There is no doubt that Stephen King is an incredibly popular author of horror short stories and novels. High school students who have not read his novels have probably seen films based on them or others for which he has written the screenplays. Because of his popularity with the young, assigning a Stephen King short story to a class will certainly appeal to even the most reluctant readers. Students will read and enjoy his work. Although most teachers recognize the motivational quality of King's work, many have not considered teaching it in the classroom. His often strong language or the grossness of the horror in some of his stories may have been a barrier. However, King has many stories that are not only motivational, but worthy of study. Because students are already familiar with King's work and are intrigued by the genre of horror, they are willing to analyze the stories and use them as a model for their own writing. When introduced as the first readings in a unit on horror and suspense in literature, King's short stories can be excellent springboards to the work of classic novelists.

The goal of this teacher's guide is to provide a selection of King's short stories that are appropriate for classroom use. Without a doubt they are horrifying; however, they also have important messages about good and evil and human motivation. The vocabulary in the selected stories is frequently challenging, but rarely crude. When hard colloquial language is employed, it is appropriate to the characters and the story. Teachers, however, are warned to pre-read these stories before assigning them to a class, and to use only those that are most appropriate for the maturity of the students.
________________________________________
* Task a: Please transcribe the lines of the records verbatim, starting with the line that contains "525, 914, 549]" and going on through the line that contains "962, 1440, 986]".
The text above has no connection to the records that come after it.

Annotated element listings
________________________________________
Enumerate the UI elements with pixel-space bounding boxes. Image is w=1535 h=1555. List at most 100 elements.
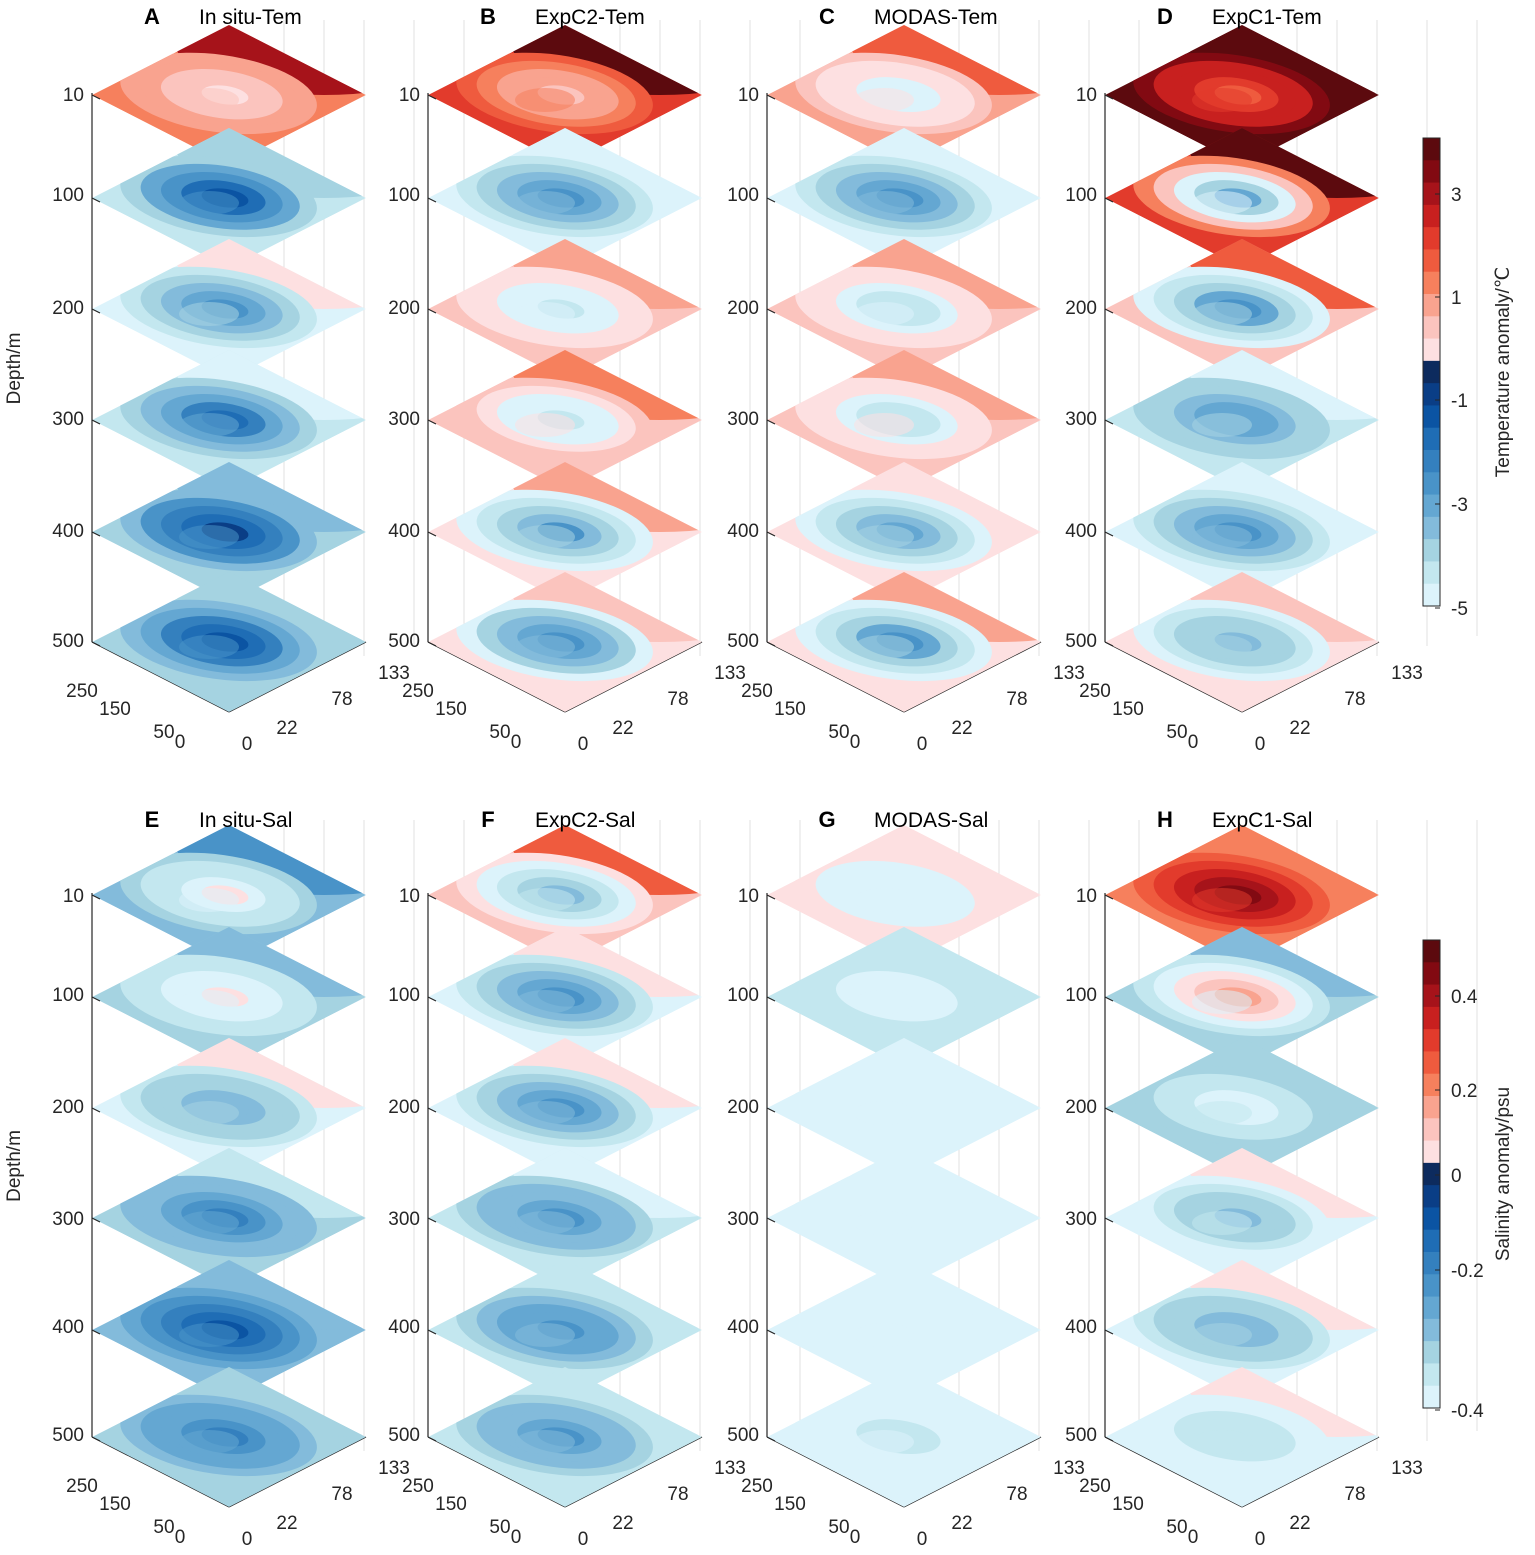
mean-patch	[854, 525, 914, 549]
depth-tick-label: 300	[727, 1209, 759, 1230]
colorbar-frame	[1422, 939, 1441, 1409]
colorbar-step	[1423, 338, 1440, 362]
mean-patch	[179, 525, 239, 549]
depth-tick	[1104, 419, 1114, 425]
x-tick-label: 250	[66, 681, 98, 702]
panel-letter: F	[481, 807, 494, 832]
mean-patch	[1192, 191, 1252, 215]
mean-patch	[515, 635, 575, 659]
depth-tick-label: 100	[727, 185, 759, 206]
y-tick-label: 22	[276, 1513, 297, 1534]
colorbar-tick-label: -3	[1451, 495, 1468, 516]
depth-tick-label: 400	[1065, 521, 1097, 542]
colorbar-step	[1423, 405, 1440, 429]
depth-tick-label: 200	[52, 1097, 84, 1118]
mean-patch	[1192, 888, 1252, 912]
panel-letter: A	[144, 4, 160, 29]
mean-patch	[854, 88, 914, 112]
colorbar-step	[1423, 494, 1440, 518]
x-tick-label: 0	[1188, 1527, 1199, 1548]
x-tick-label: 150	[774, 699, 806, 720]
colorbar-tick-label: -0.4	[1451, 1401, 1484, 1422]
panel-title: ExpC1-Tem	[1212, 6, 1322, 29]
mean-patch	[854, 635, 914, 659]
colorbar-step	[1423, 1318, 1440, 1342]
depth-tick-label: 500	[388, 1425, 420, 1446]
mean-patch	[854, 990, 914, 1014]
depth-tick	[1104, 531, 1114, 537]
colorbar-step	[1423, 1229, 1440, 1253]
y-tick-label: 133	[1391, 1458, 1423, 1479]
depth-axis-label: Depth/m	[4, 1130, 25, 1202]
x-tick-label: 250	[402, 1476, 434, 1497]
mean-patch	[179, 413, 239, 437]
x-tick-label: 0	[850, 732, 861, 753]
y-tick-label: 78	[667, 689, 688, 710]
depth-tick	[427, 94, 437, 100]
colorbar-step	[1423, 1341, 1440, 1364]
y-tick-label: 22	[1289, 1513, 1310, 1534]
mean-patch	[179, 888, 239, 912]
colorbar-step	[1423, 1185, 1440, 1208]
x-tick-label: 50	[828, 1517, 849, 1538]
x-tick-label: 0	[511, 732, 522, 753]
depth-tick-label: 10	[1076, 85, 1097, 106]
y-tick-label: 22	[951, 1513, 972, 1534]
depth-tick	[91, 996, 101, 1002]
slice-depth-100	[428, 128, 702, 268]
depth-tick	[766, 894, 776, 900]
x-tick-label: 50	[1166, 722, 1187, 743]
colorbar-step	[1423, 360, 1440, 384]
mean-patch	[515, 302, 575, 326]
y-tick-label: 78	[331, 689, 352, 710]
y-tick-label: 133	[378, 1458, 410, 1479]
depth-tick-label: 300	[1065, 409, 1097, 430]
depth-tick-label: 200	[727, 298, 759, 319]
depth-tick	[766, 1107, 776, 1113]
panel-letter: G	[818, 807, 835, 832]
mean-patch	[1192, 1211, 1252, 1235]
colorbar-tick-label: -0.2	[1451, 1261, 1484, 1282]
colorbar-step	[1423, 962, 1440, 986]
slice-depth-10	[1105, 825, 1379, 965]
colorbar-step	[1423, 1140, 1440, 1164]
mean-patch	[179, 1430, 239, 1454]
colorbar-step	[1423, 1029, 1440, 1052]
colorbar-step	[1423, 1118, 1440, 1142]
y-tick-label: 78	[1344, 1484, 1365, 1505]
colorbar-step	[1423, 227, 1440, 250]
y-tick-label: 133	[714, 1458, 746, 1479]
colorbar-step	[1423, 1051, 1440, 1075]
slice-depth-100	[92, 128, 366, 268]
y-tick-label: 0	[917, 1529, 928, 1550]
y-tick-label: 133	[714, 663, 746, 684]
x-tick-label: 150	[1112, 699, 1144, 720]
depth-tick-label: 300	[1065, 1209, 1097, 1230]
mean-patch	[1192, 1430, 1252, 1454]
x-tick-label: 50	[1166, 1517, 1187, 1538]
y-tick-label: 0	[242, 734, 253, 755]
panel-title: ExpC2-Sal	[535, 809, 635, 832]
depth-tick	[1104, 1329, 1114, 1335]
depth-tick	[1104, 996, 1114, 1002]
depth-tick-label: 10	[399, 85, 420, 106]
panel-title: MODAS-Tem	[874, 6, 998, 29]
mean-patch	[854, 1211, 914, 1235]
y-tick-label: 0	[578, 734, 589, 755]
mean-patch	[515, 1211, 575, 1235]
colorbar-step	[1423, 294, 1440, 317]
colorbar-tick-label: -5	[1451, 599, 1468, 620]
x-tick-label: 250	[1079, 681, 1111, 702]
depth-tick	[91, 1436, 101, 1442]
depth-tick-label: 400	[727, 521, 759, 542]
mean-patch	[515, 888, 575, 912]
y-tick-label: 133	[1053, 1458, 1085, 1479]
y-tick-label: 22	[612, 1513, 633, 1534]
depth-tick-label: 500	[52, 1425, 84, 1446]
colorbar-tick-label: 0.2	[1451, 1081, 1477, 1102]
mean-patch	[179, 1211, 239, 1235]
mean-patch	[515, 413, 575, 437]
mean-patch	[515, 990, 575, 1014]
________________________________________
* Task b: Restate word for word the part of the text on teaching Stephen King's short stories, starting with "The goal of" and going on through "of the students.".

* Problem solution a:
mean-patch	[854, 525, 914, 549]
depth-tick-label: 300	[727, 1209, 759, 1230]
colorbar-frame	[1422, 939, 1441, 1409]
colorbar-step	[1423, 338, 1440, 362]
mean-patch	[179, 525, 239, 549]
depth-tick	[1104, 419, 1114, 425]
x-tick-label: 250	[66, 681, 98, 702]
panel-letter: F	[481, 807, 494, 832]
mean-patch	[1192, 191, 1252, 215]
mean-patch	[515, 635, 575, 659]
depth-tick-label: 100	[727, 185, 759, 206]
y-tick-label: 22	[276, 1513, 297, 1534]
colorbar-tick-label: -3	[1451, 495, 1468, 516]
depth-tick-label: 400	[1065, 521, 1097, 542]
colorbar-step	[1423, 405, 1440, 429]
depth-tick-label: 200	[52, 1097, 84, 1118]
mean-patch	[1192, 888, 1252, 912]
panel-letter: A	[144, 4, 160, 29]
mean-patch	[854, 88, 914, 112]
colorbar-step	[1423, 494, 1440, 518]
x-tick-label: 0	[1188, 1527, 1199, 1548]
x-tick-label: 150	[774, 699, 806, 720]
colorbar-tick-label: -0.4	[1451, 1401, 1484, 1422]
panel-title: ExpC1-Tem	[1212, 6, 1322, 29]
mean-patch	[854, 635, 914, 659]
colorbar-step	[1423, 1318, 1440, 1342]
depth-tick-label: 500	[388, 1425, 420, 1446]
mean-patch	[854, 990, 914, 1014]
depth-tick	[1104, 531, 1114, 537]
colorbar-step	[1423, 1229, 1440, 1253]
y-tick-label: 133	[1391, 1458, 1423, 1479]
depth-axis-label: Depth/m	[4, 1130, 25, 1202]
x-tick-label: 250	[402, 1476, 434, 1497]
mean-patch	[179, 413, 239, 437]
x-tick-label: 0	[850, 732, 861, 753]
y-tick-label: 78	[667, 689, 688, 710]
depth-tick	[427, 94, 437, 100]
colorbar-step	[1423, 1341, 1440, 1364]
y-tick-label: 22	[1289, 1513, 1310, 1534]
mean-patch	[179, 888, 239, 912]
colorbar-step	[1423, 1185, 1440, 1208]
x-tick-label: 50	[828, 1517, 849, 1538]
x-tick-label: 0	[511, 732, 522, 753]
depth-tick-label: 10	[1076, 85, 1097, 106]
y-tick-label: 22	[951, 1513, 972, 1534]
depth-tick	[91, 996, 101, 1002]
slice-depth-100	[428, 128, 702, 268]
depth-tick	[766, 894, 776, 900]
x-tick-label: 50	[1166, 722, 1187, 743]
colorbar-step	[1423, 360, 1440, 384]
mean-patch	[515, 302, 575, 326]
y-tick-label: 78	[331, 689, 352, 710]
y-tick-label: 133	[378, 1458, 410, 1479]
depth-tick-label: 300	[1065, 409, 1097, 430]
depth-tick-label: 200	[727, 298, 759, 319]
depth-tick	[766, 1107, 776, 1113]
panel-letter: G	[818, 807, 835, 832]
mean-patch	[1192, 1211, 1252, 1235]
colorbar-tick-label: -0.2	[1451, 1261, 1484, 1282]
colorbar-step	[1423, 962, 1440, 986]

* Problem solution b:
The goal of this teacher's guide is to provide a selection of King's short stories that are appropriate for classroom use. Without a doubt they are horrifying; however, they also have important messages about good and evil and human motivation. The vocabulary in the selected stories is frequently challenging, but rarely crude. When hard colloquial language is employed, it is appropriate to the characters and the story. Teachers, however, are warned to pre-read these stories before assigning them to a class, and to use only those that are most appropriate for the maturity of the students.